**Texto fornecido**
Sem dizer adeus aos carros, a Praça da Alegria será mais
pedonal
Projecto da câmara de Lisboa foi apresentado a uma pequena
plateia de moradores e comerciantes. Autarquia admite que, inicialmente, a
ambição de condicionar o trânsito era maior. Passeios serão sobretudo em
calçada portuguesa.
João Pedro Pincha
João Pedro Pincha 4 de Julho de 2019, 20:50
Fotomontagem do projecto, apresentada na quarta-feira DR
Estreitar a faixa de rodagem, alargar os passeios, reduzir o
número de lugares de estacionamento e plantar mais árvores no jardim são os
ingredientes com que se coze o projecto da câmara de Lisboa para a Praça da
Alegria, apresentado publicamente na quarta-feira.
A receita é semelhante à que se tem aplicado em quase todas
as obras do programa Uma Praça em Cada Bairro, em que esta intervenção também
se insere. “Esta proposta não quer abolir o automóvel, quer encontrar um
equilíbrio justo entre o automóvel e o peão”, disse Alexandre Dias, do atelier
de arquitectura Orange, a quem a autarquia encomendou o projecto.
O arquitecto explicou que um dos seus objectivos foi não
introduzir demasiadas mudanças neste espaço público, uma jóia no coração de
Lisboa, cujos contornos estão definidos e mais ou menos estabilizados desde o
século XVIII. “Talvez a melhor palavra que se encontre para este pedaço de
cidade seja ‘resiliência’”, disse Alexandre Dias. Enquanto Lisboa mudava à sua
volta, acrescentou o projectista, “este pequeno quadradinho ficou”
relativamente intacto.
Estão previstas, ainda assim, algumas mudanças. Com a
eliminação de 28 lugares de estacionamento automóvel (passam de 98 para 70) e a
criação de lugares paralelos (ao invés dos actuais, em espinha), os passeios
serão alargados em todo o troço desde o antigo Maxime até à esquina da Rua da
Alegria com a Rua da Mãe d’Água. Os lugares para carros que existem em redor do
jardim vão manter-se, mas também aí o passeio será alargado, o que fará
desaparecer o estacionamento do outro lado da rua e provocará o estreitamento
da via.
Outra fotomontagem do projecto, onde se vê a redução dos
lugares de estacionamento e o aumento dos passeios DR
São medidas destinadas a “controlar a velocidade” dos
carros, organizar o estacionamento e “dignificar o belíssimo muro” do jardim,
afirmou Alexandre Dias. Está ainda prevista a elevação de passadeiras, a
criação de dois locais para parqueamento de bicicletas, a transformação da
Travessa do Salitre numa “zona de coexistência” entre carros e peões e a
instalação de um ecoponto enterrado.
Há ainda duas pequenas pracetas, mais encostadas à Avenida
da Liberdade, que também vão ser pedonalizadas, embora a existência de garagens
impeça a proibição total de carros nesses locais. Todos os novos passeios serão
construídos em calçada portuguesa, à excepção de um, no topo norte do jardim,
que terá um material betuminoso (a câmara chama-lhe “piso confortável”).

**Excerto dos dados**
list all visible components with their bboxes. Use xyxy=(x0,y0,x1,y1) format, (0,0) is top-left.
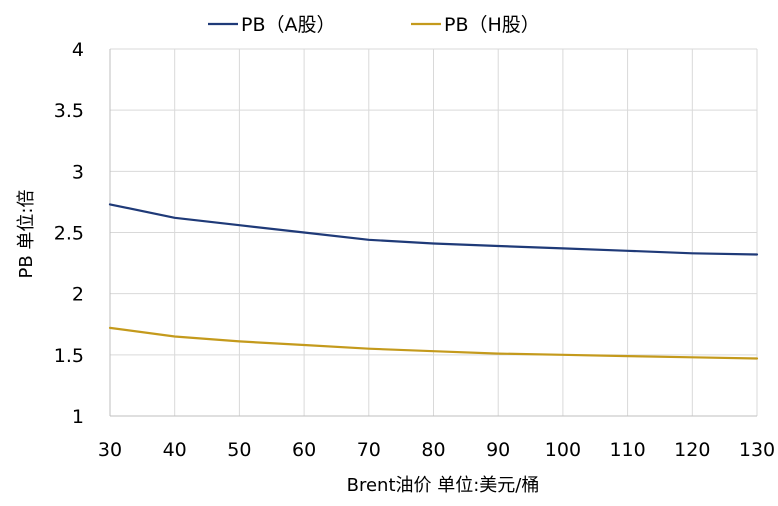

**A sua tarefa**
Prolongue, por favor, a notícia sobre a Praça da Alegria a partir do ponto em que termina. A listagem é um material independente.

**Resposta ao exercício**
Também para o jardim se prevêem trabalhos. Vítor Esteves, do
mesmo atelier de arquitectura, explicou que as árvores históricas, classificadas,
serão “reabilitadas com acções pontuais” e que vão ser plantadas novas
espécies, como lódãos. Para os canteiros está idealizada “uma flora luxuriante”
e a eliminação de barreiras “como os gradeamentos, para que as pessoas sejam
convidadas a usar o espaço”, disse o arquitecto.
Projecto menos ambicioso
Perante uma plateia a rondar as 30 pessoas (incluindo
técnicos da câmara), o arquitecto Pedro Diniz, que coordena o Uma Praça em Cada
Bairro, admitiu que o plano inicial da autarquia era mais ambicioso do que o
agora previsto. “Estava no projecto preliminar retirar o trânsito do topo norte
da praça. Era esse o nosso desejo, ligar o jardim ao edificado”, disse,
reconhecendo que tal não foi possível porque não se encontrou alternativa
viável para quem usa a praça para fazer inversão de marcha e regressar à Av. da
Liberdade.
Essa foi uma das críticas que fez Miguel Gonçalves Mendes, o
primeiro cidadão a intervir. “Entristece-me que o projecto seja isto, porque
isto não é nada. É um projecto bastante pífio, de cosmética”, disse, advogando
que o trânsito devia ser mais limitado e o estacionamento mais cortado. O
munícipe criticou ainda a falta de “um planeamento alargado” para toda a colina
entre a Praça da Alegria e o Príncipe Real.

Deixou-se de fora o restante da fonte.